++++ GIVEN RECORDS ++++

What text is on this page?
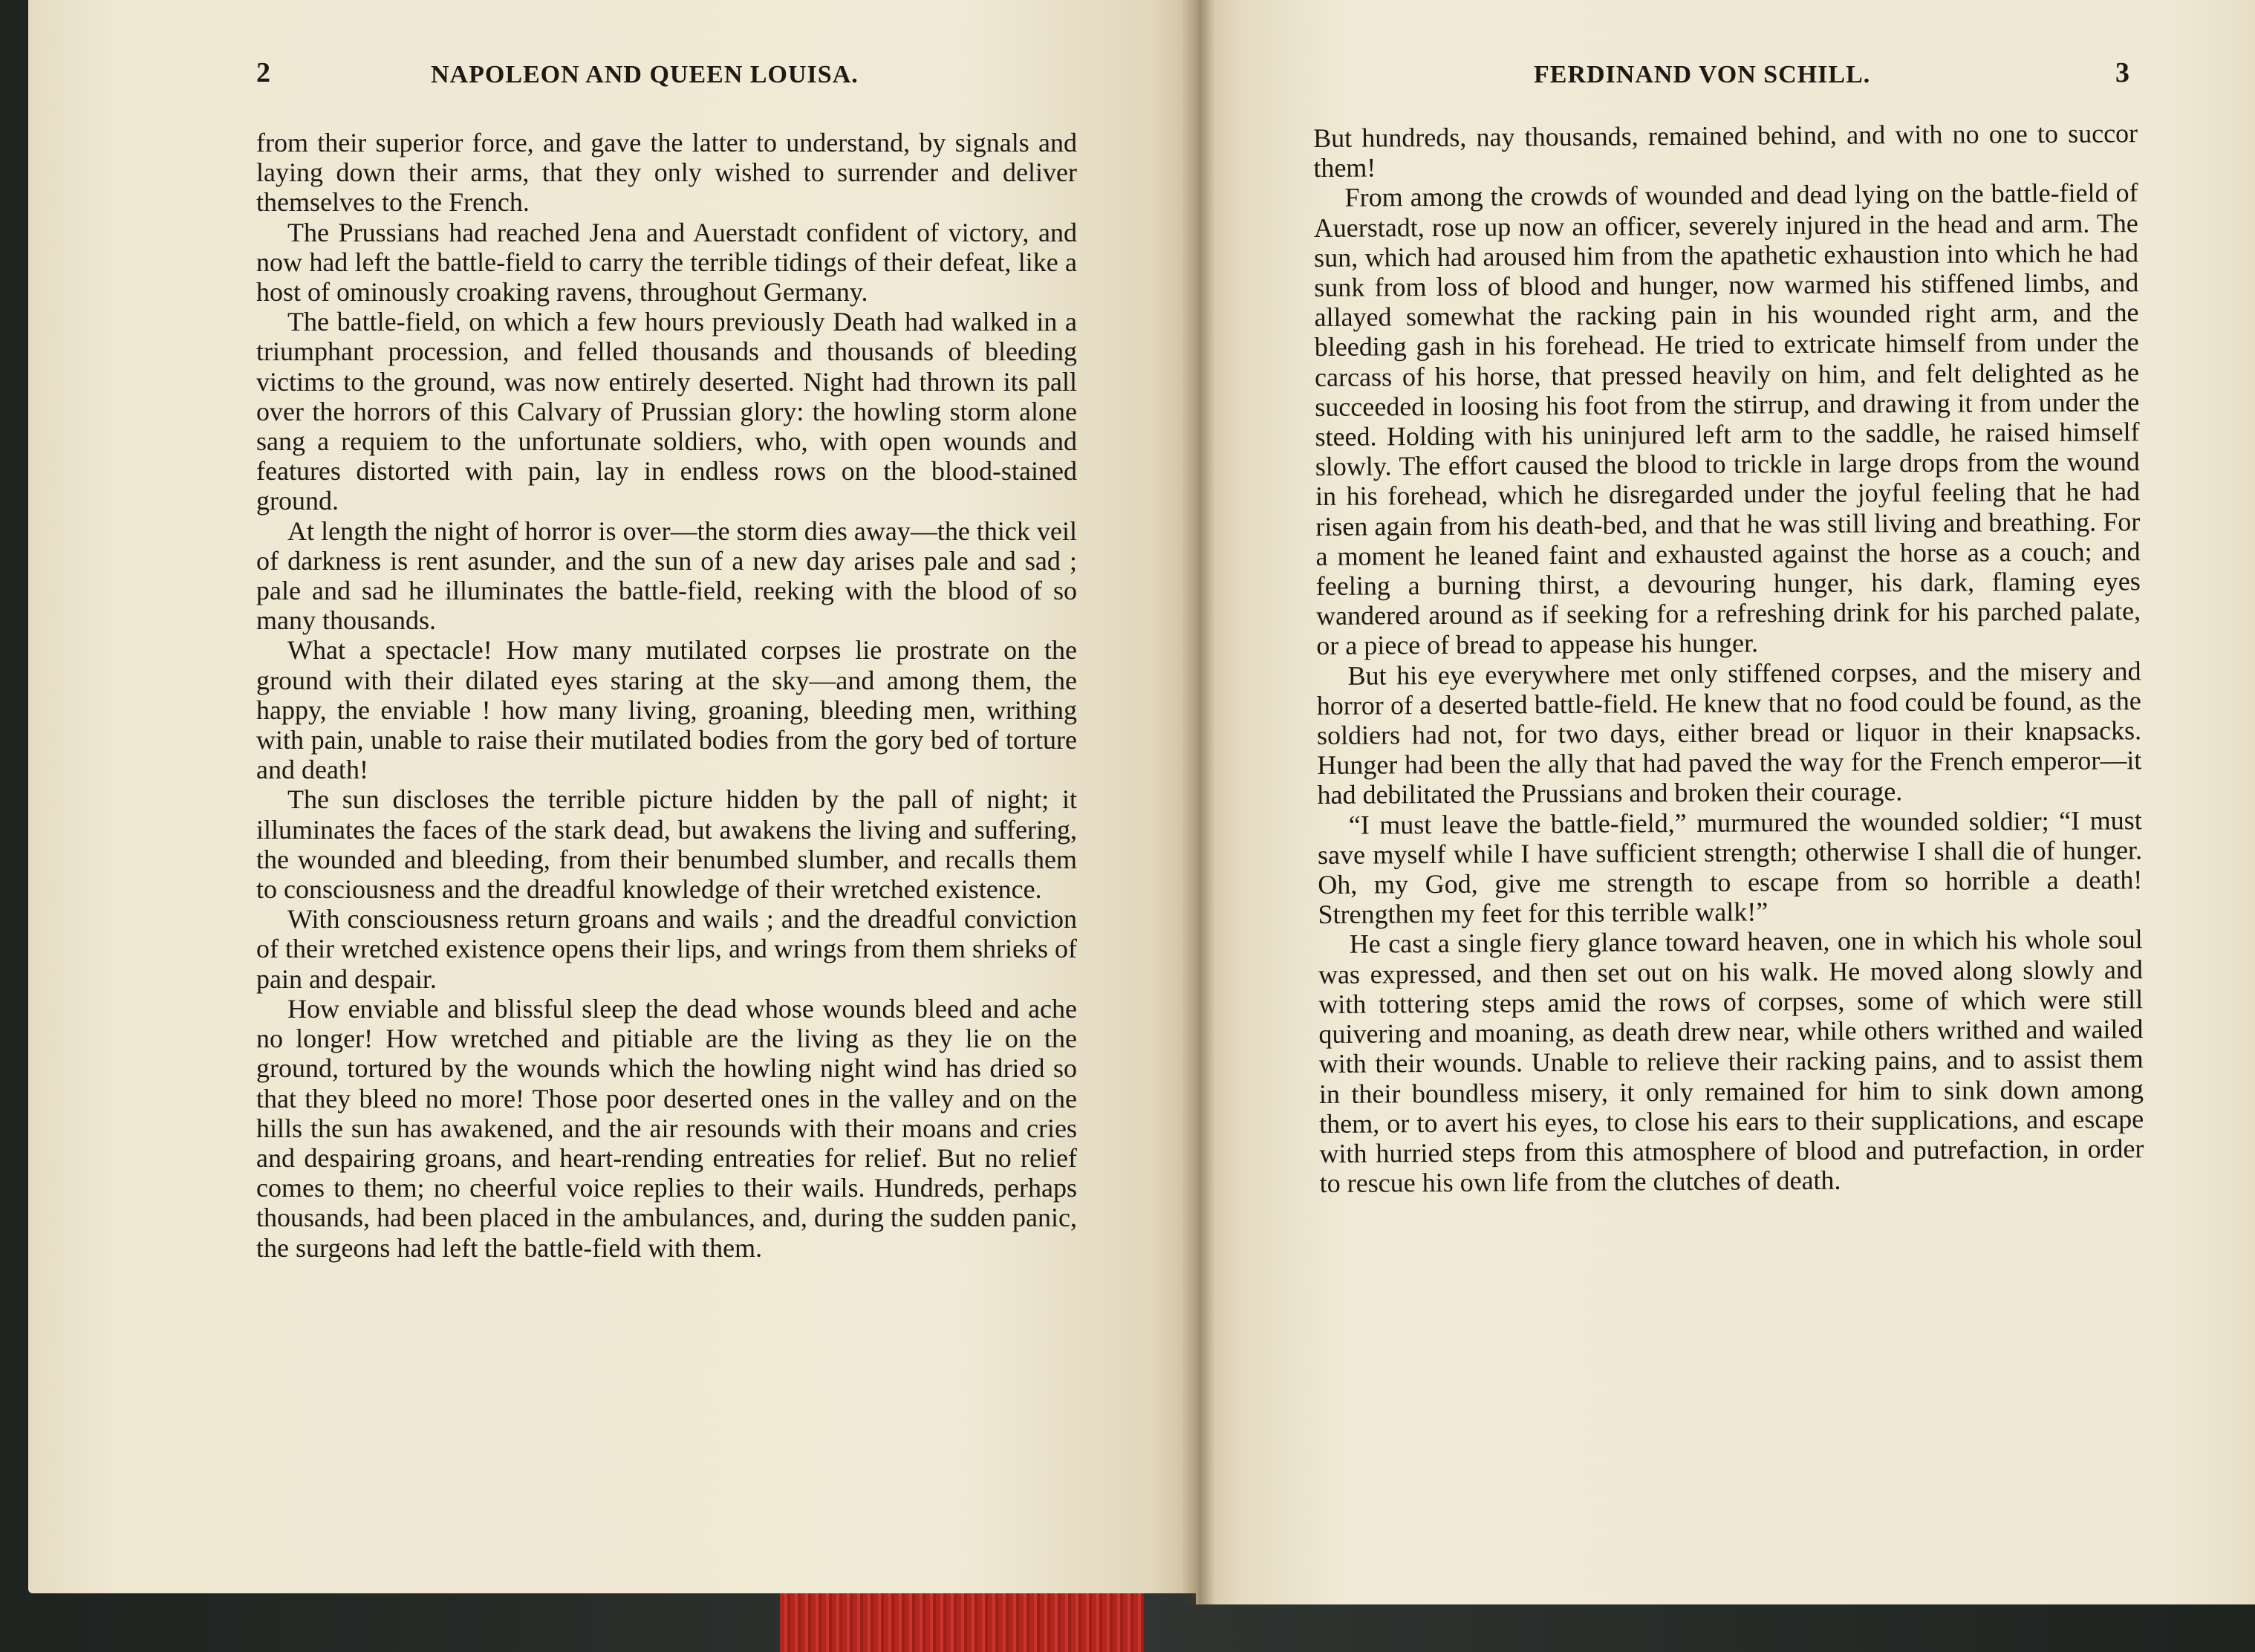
2	NAPOLEON AND QUEEN LOUISA.	FERDINAND VON SCHILL.	3

from their superior force, and gave the latter to understand, by signals and laying down their arms, that they only wished to surrender and deliver themselves to the French.

The Prussians had reached Jena and Auerstadt confident of victory, and now had left the battle-field to carry the terrible tidings of their defeat, like a host of ominously croaking ravens, throughout Germany.

The battle-field, on which a few hours previously Death had walked in a triumphant procession, and felled thousands and thousands of bleeding victims to the ground, was now entirely deserted. Night had thrown its pall over the horrors of this Calvary of Prussian glory: the howling storm alone sang a requiem to the unfortunate soldiers, who, with open wounds and features distorted with pain, lay in endless rows on the blood-stained ground.

At length the night of horror is over—the storm dies away—the thick veil of darkness is rent asunder, and the sun of a new day arises pale and sad ; pale and sad he illuminates the battle-field, reeking with the blood of so many thousands.

What a spectacle! How many mutilated corpses lie prostrate on the ground with their dilated eyes staring at the sky—and among them, the happy, the enviable ! how many living, groaning, bleeding men, writhing with pain, unable to raise their mutilated bodies from the gory bed of torture and death!

The sun discloses the terrible picture hidden by the pall of night; it illuminates the faces of the stark dead, but awakens the living and suffering, the wounded and bleeding, from their benumbed slumber, and recalls them to consciousness and the dreadful knowledge of their wretched existence.

With consciousness return groans and wails ; and the dreadful conviction of their wretched existence opens their lips, and wrings from them shrieks of pain and despair.

How enviable and blissful sleep the dead whose wounds bleed and ache no longer! How wretched and pitiable are the living as they lie on the ground, tortured by the wounds which the howling night wind has dried so that they bleed no more! Those poor deserted ones in the valley and on the hills the sun has awakened, and the air resounds with their moans and cries and despairing groans, and heart-rending entreaties for relief. But no relief comes to them; no cheerful voice replies to their wails. Hundreds, perhaps thousands, had been placed in the ambulances, and, during the sudden panic, the surgeons had left the battle-field with them.

But hundreds, nay thousands, remained behind, and with no one to succor them!

From among the crowds of wounded and dead lying on the battle-field of Auerstadt, rose up now an officer, severely injured in the head and arm. The sun, which had aroused him from the apathetic exhaustion into which he had sunk from loss of blood and hunger, now warmed his stiffened limbs, and allayed somewhat the racking pain in his wounded right arm, and the bleeding gash in his forehead. He tried to extricate himself from under the carcass of his horse, that pressed heavily on him, and felt delighted as he succeeded in loosing his foot from the stirrup, and drawing it from under the steed. Holding with his uninjured left arm to the saddle, he raised himself slowly. The effort caused the blood to trickle in large drops from the wound in his forehead, which he disregarded under the joyful feeling that he had risen again from his death-bed, and that he was still living and breathing. For a moment he leaned faint and exhausted against the horse as a couch; and feeling a burning thirst, a devouring hunger, his dark, flaming eyes wandered around as if seeking for a refreshing drink for his parched palate, or a piece of bread to appease his hunger.

But his eye everywhere met only stiffened corpses, and the misery and horror of a deserted battle-field. He knew that no food could be found, as the soldiers had not, for two days, either bread or liquor in their knapsacks. Hunger had been the ally that had paved the way for the French emperor—it had debilitated the Prussians and broken their courage.

“I must leave the battle-field,” murmured the wounded soldier; “I must save myself while I have sufficient strength; otherwise I shall die of hunger. Oh, my God, give me strength to escape from so horrible a death! Strengthen my feet for this terrible walk!”

He cast a single fiery glance toward heaven, one in which his whole soul was expressed, and then set out on his walk. He moved along slowly and with tottering steps amid the rows of corpses, some of which were still quivering and moaning, as death drew near, while others writhed and wailed with their wounds. Unable to relieve their racking pains, and to assist them in their boundless misery, it only remained for him to sink down among them, or to avert his eyes, to close his ears to their supplications, and escape with hurried steps from this atmosphere of blood and putrefaction, in order to rescue his own life from the clutches of death.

++++

--- TASK TO COMPLETE ---
Print the listing above in full, exactly as written. Omit any pictures.

--- THE SOLUTION ---
What text is on this page?
2	NAPOLEON AND QUEEN LOUISA.	FERDINAND VON SCHILL.	3

from their superior force, and gave the latter to understand, by signals and laying down their arms, that they only wished to surrender and deliver themselves to the French.

The Prussians had reached Jena and Auerstadt confident of victory, and now had left the battle-field to carry the terrible tidings of their defeat, like a host of ominously croaking ravens, throughout Germany.

The battle-field, on which a few hours previously Death had walked in a triumphant procession, and felled thousands and thousands of bleeding victims to the ground, was now entirely deserted. Night had thrown its pall over the horrors of this Calvary of Prussian glory: the howling storm alone sang a requiem to the unfortunate soldiers, who, with open wounds and features distorted with pain, lay in endless rows on the blood-stained ground.

At length the night of horror is over—the storm dies away—the thick veil of darkness is rent asunder, and the sun of a new day arises pale and sad ; pale and sad he illuminates the battle-field, reeking with the blood of so many thousands.

What a spectacle! How many mutilated corpses lie prostrate on the ground with their dilated eyes staring at the sky—and among them, the happy, the enviable ! how many living, groaning, bleeding men, writhing with pain, unable to raise their mutilated bodies from the gory bed of torture and death!

The sun discloses the terrible picture hidden by the pall of night; it illuminates the faces of the stark dead, but awakens the living and suffering, the wounded and bleeding, from their benumbed slumber, and recalls them to consciousness and the dreadful knowledge of their wretched existence.

With consciousness return groans and wails ; and the dreadful conviction of their wretched existence opens their lips, and wrings from them shrieks of pain and despair.

How enviable and blissful sleep the dead whose wounds bleed and ache no longer! How wretched and pitiable are the living as they lie on the ground, tortured by the wounds which the howling night wind has dried so that they bleed no more! Those poor deserted ones in the valley and on the hills the sun has awakened, and the air resounds with their moans and cries and despairing groans, and heart-rending entreaties for relief. But no relief comes to them; no cheerful voice replies to their wails. Hundreds, perhaps thousands, had been placed in the ambulances, and, during the sudden panic, the surgeons had left the battle-field with them.

But hundreds, nay thousands, remained behind, and with no one to succor them!

From among the crowds of wounded and dead lying on the battle-field of Auerstadt, rose up now an officer, severely injured in the head and arm. The sun, which had aroused him from the apathetic exhaustion into which he had sunk from loss of blood and hunger, now warmed his stiffened limbs, and allayed somewhat the racking pain in his wounded right arm, and the bleeding gash in his forehead. He tried to extricate himself from under the carcass of his horse, that pressed heavily on him, and felt delighted as he succeeded in loosing his foot from the stirrup, and drawing it from under the steed. Holding with his uninjured left arm to the saddle, he raised himself slowly. The effort caused the blood to trickle in large drops from the wound in his forehead, which he disregarded under the joyful feeling that he had risen again from his death-bed, and that he was still living and breathing. For a moment he leaned faint and exhausted against the horse as a couch; and feeling a burning thirst, a devouring hunger, his dark, flaming eyes wandered around as if seeking for a refreshing drink for his parched palate, or a piece of bread to appease his hunger.

But his eye everywhere met only stiffened corpses, and the misery and horror of a deserted battle-field. He knew that no food could be found, as the soldiers had not, for two days, either bread or liquor in their knapsacks. Hunger had been the ally that had paved the way for the French emperor—it had debilitated the Prussians and broken their courage.

“I must leave the battle-field,” murmured the wounded soldier; “I must save myself while I have sufficient strength; otherwise I shall die of hunger. Oh, my God, give me strength to escape from so horrible a death! Strengthen my feet for this terrible walk!”

He cast a single fiery glance toward heaven, one in which his whole soul was expressed, and then set out on his walk. He moved along slowly and with tottering steps amid the rows of corpses, some of which were still quivering and moaning, as death drew near, while others writhed and wailed with their wounds. Unable to relieve their racking pains, and to assist them in their boundless misery, it only remained for him to sink down among them, or to avert his eyes, to close his ears to their supplications, and escape with hurried steps from this atmosphere of blood and putrefaction, in order to rescue his own life from the clutches of death.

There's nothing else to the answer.